- **To do**
Note each line of the listing that contains the string "Guide", and copy it.

Dataset records:
--- Begin ---

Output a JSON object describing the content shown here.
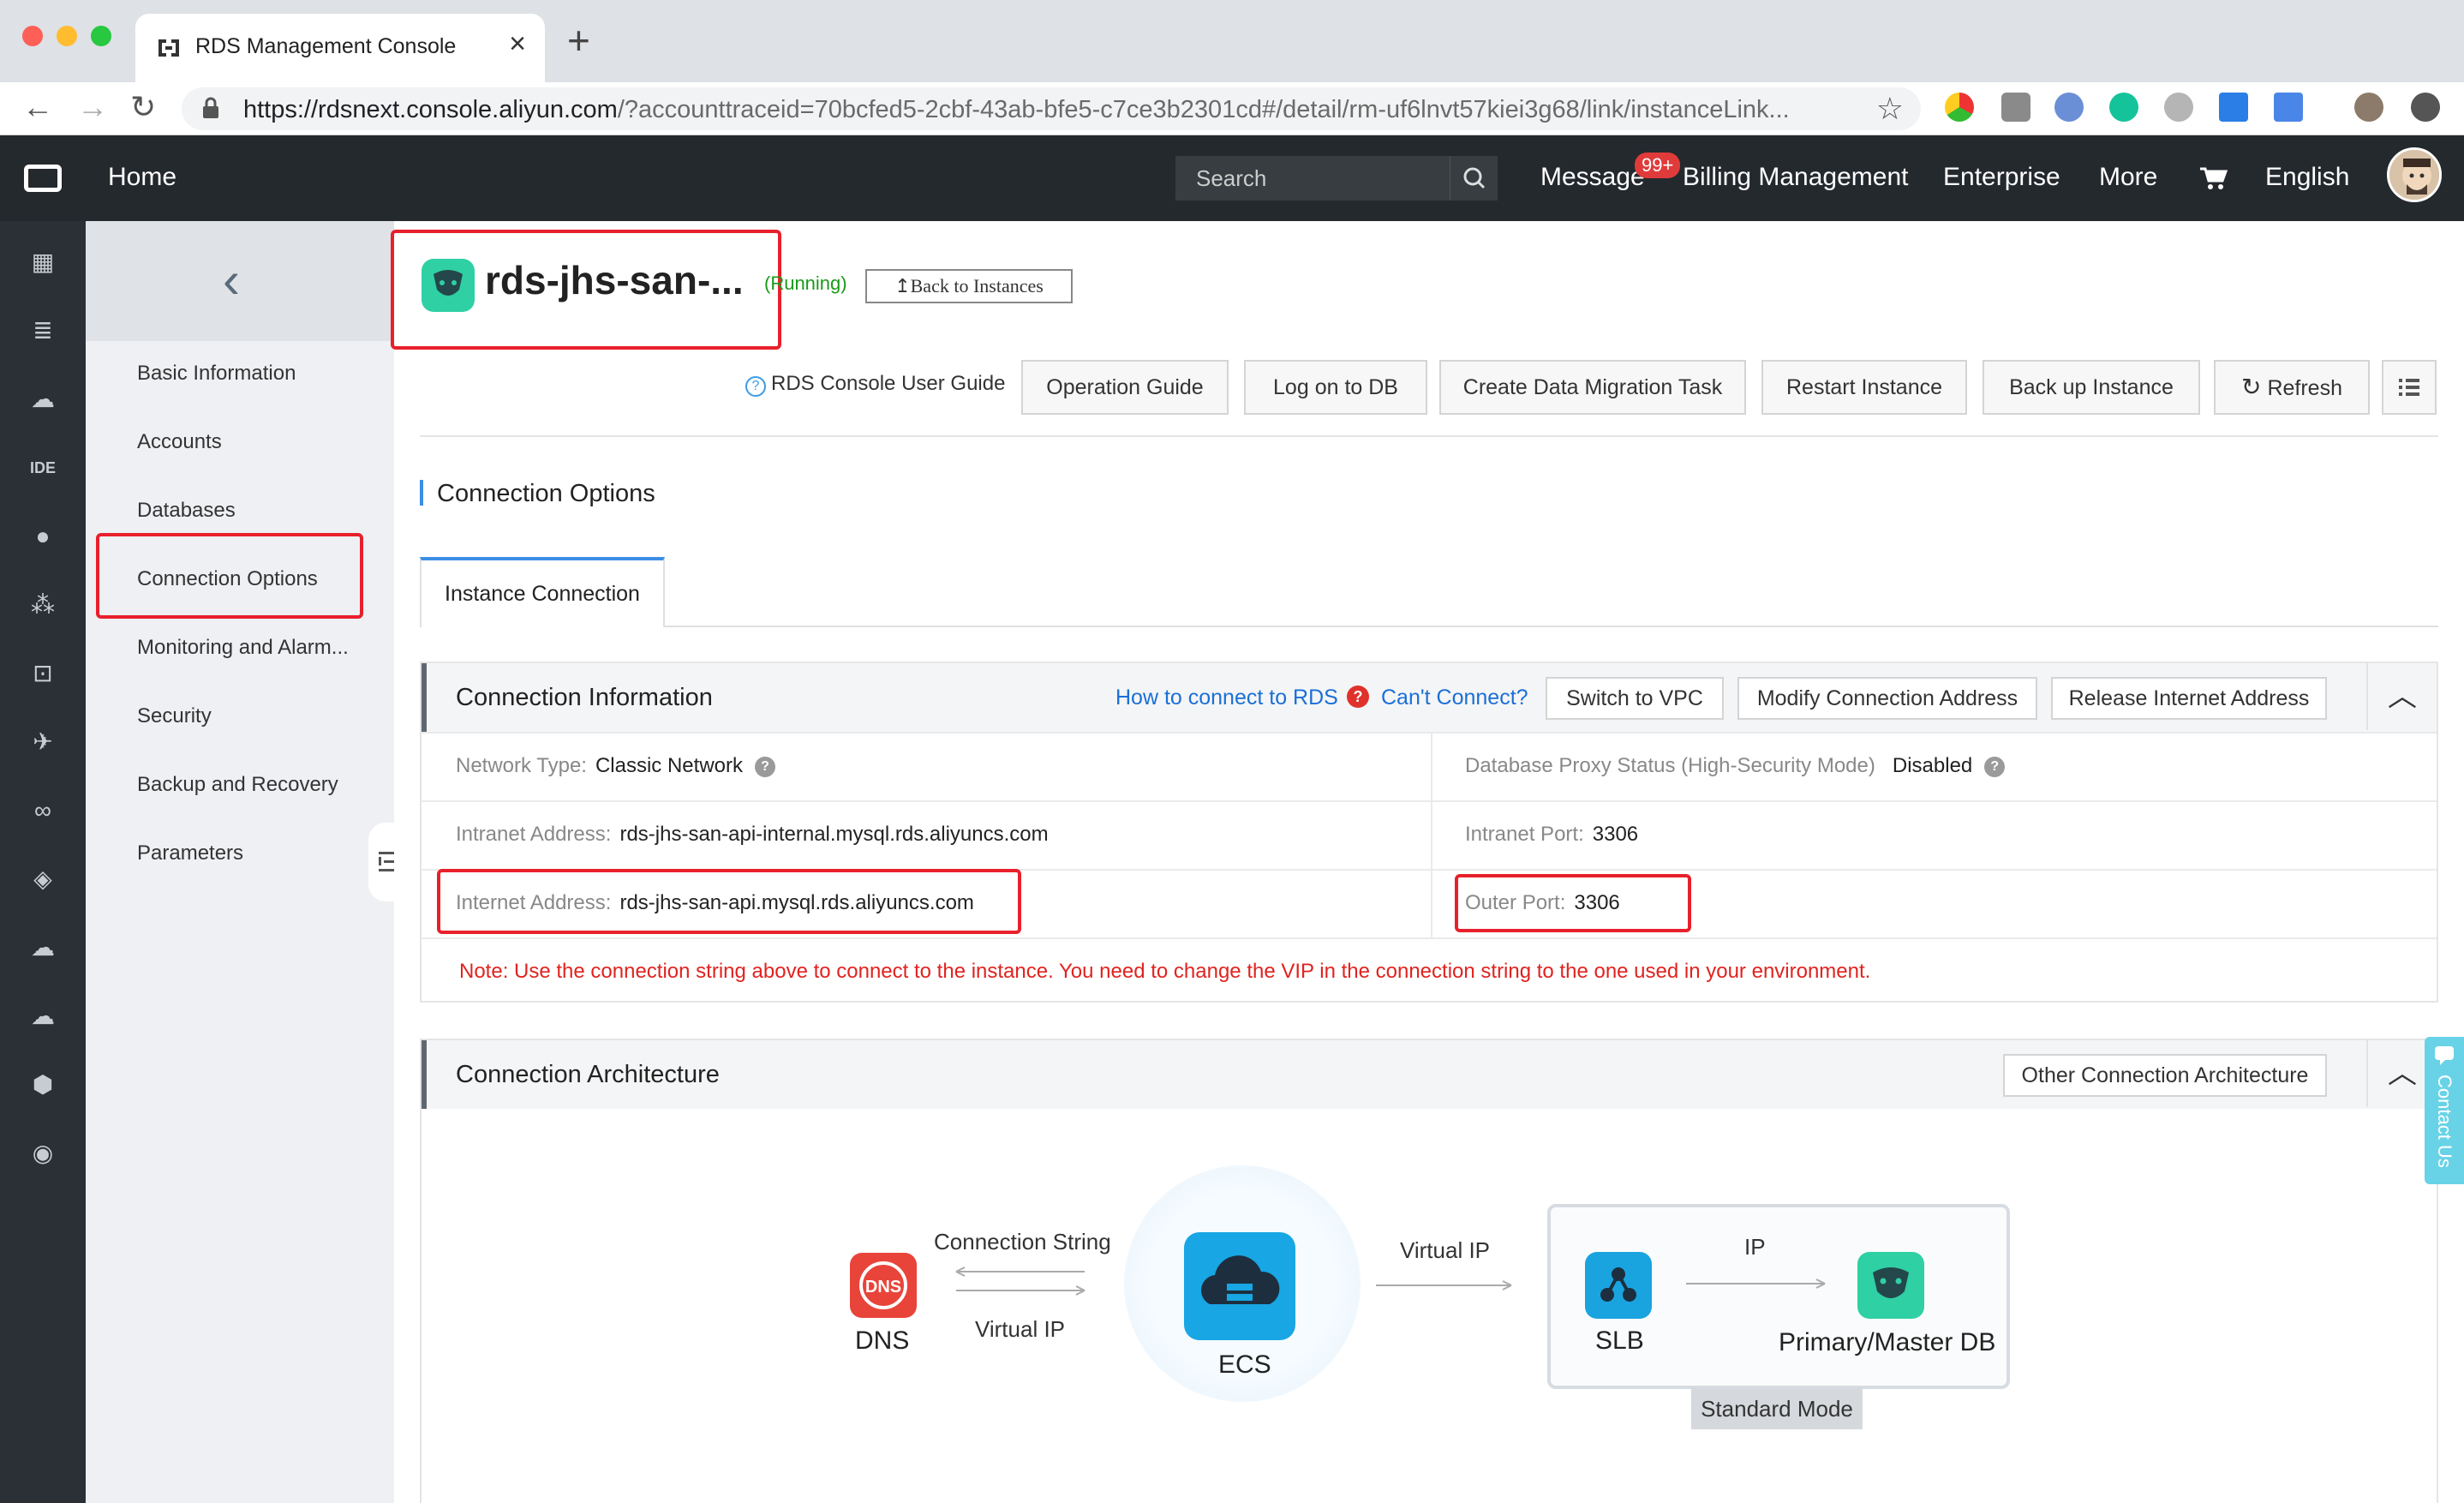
{
  "browser": {
    "tab_title": "RDS Management Console",
    "url_host": "https://rdsnext.console.aliyun.com",
    "url_path": "/?accounttraceid=70bcfed5-2cbf-43ab-bfe5-c7ce3b2301cd#/detail/rm-uf6lnvt57kiei3g68/link/instanceLink..."
  },
  "topbar": {
    "home": "Home",
    "search_placeholder": "Search",
    "message": "Message",
    "message_badge": "99+",
    "billing": "Billing Management",
    "enterprise": "Enterprise",
    "more": "More",
    "language": "English"
  },
  "sidebar": {
    "items": [
      {
        "label": "Basic Information"
      },
      {
        "label": "Accounts"
      },
      {
        "label": "Databases"
      },
      {
        "label": "Connection Options"
      },
      {
        "label": "Monitoring and Alarm..."
      },
      {
        "label": "Security"
      },
      {
        "label": "Backup and Recovery"
      },
      {
        "label": "Parameters"
      }
    ],
    "active_item": "Connection Options"
  },
  "instance": {
    "name": "rds-jhs-san-...",
    "status": "(Running)",
    "back_label": "Back to Instances"
  },
  "toolbar": {
    "guide_link": "RDS Console User Guide",
    "buttons": [
      "Operation Guide",
      "Log on to DB",
      "Create Data Migration Task",
      "Restart Instance",
      "Back up Instance",
      "Refresh"
    ]
  },
  "section": {
    "title": "Connection Options",
    "tab": "Instance Connection"
  },
  "connection_info": {
    "title": "Connection Information",
    "how_link": "How to connect to RDS",
    "cant_link": "Can't Connect?",
    "buttons": [
      "Switch to VPC",
      "Modify Connection Address",
      "Release Internet Address"
    ],
    "rows": [
      {
        "left_label": "Network Type:",
        "left_value": "Classic Network",
        "right_label": "Database Proxy Status (High-Security Mode)",
        "right_value": "Disabled"
      },
      {
        "left_label": "Intranet Address:",
        "left_value": "rds-jhs-san-api-internal.mysql.rds.aliyuncs.com",
        "right_label": "Intranet Port:",
        "right_value": "3306"
      },
      {
        "left_label": "Internet Address:",
        "left_value": "rds-jhs-san-api.mysql.rds.aliyuncs.com",
        "right_label": "Outer Port:",
        "right_value": "3306"
      }
    ],
    "note": "Note: Use the connection string above to connect to the instance. You need to change the VIP in the connection string to the one used in your environment."
  },
  "architecture": {
    "title": "Connection Architecture",
    "other_button": "Other Connection Architecture",
    "dns": "DNS",
    "dns_icon_text": "DNS",
    "connection_string": "Connection String",
    "virtual_ip_lower": "Virtual IP",
    "ecs": "ECS",
    "virtual_ip": "Virtual IP",
    "ip": "IP",
    "slb": "SLB",
    "primary_db": "Primary/Master DB",
    "standard_mode": "Standard Mode"
  },
  "contact_us": "Contact Us",
  "colors": {
    "topbar": "#24292e",
    "accent_blue": "#3a8ee6",
    "highlight_red": "#e8202c",
    "running_green": "#1a9a1a",
    "note_red": "#e0231f"
  }
}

--- End ---

- **Final answer**
    "guide_link": "RDS Console User Guide",
      "Operation Guide",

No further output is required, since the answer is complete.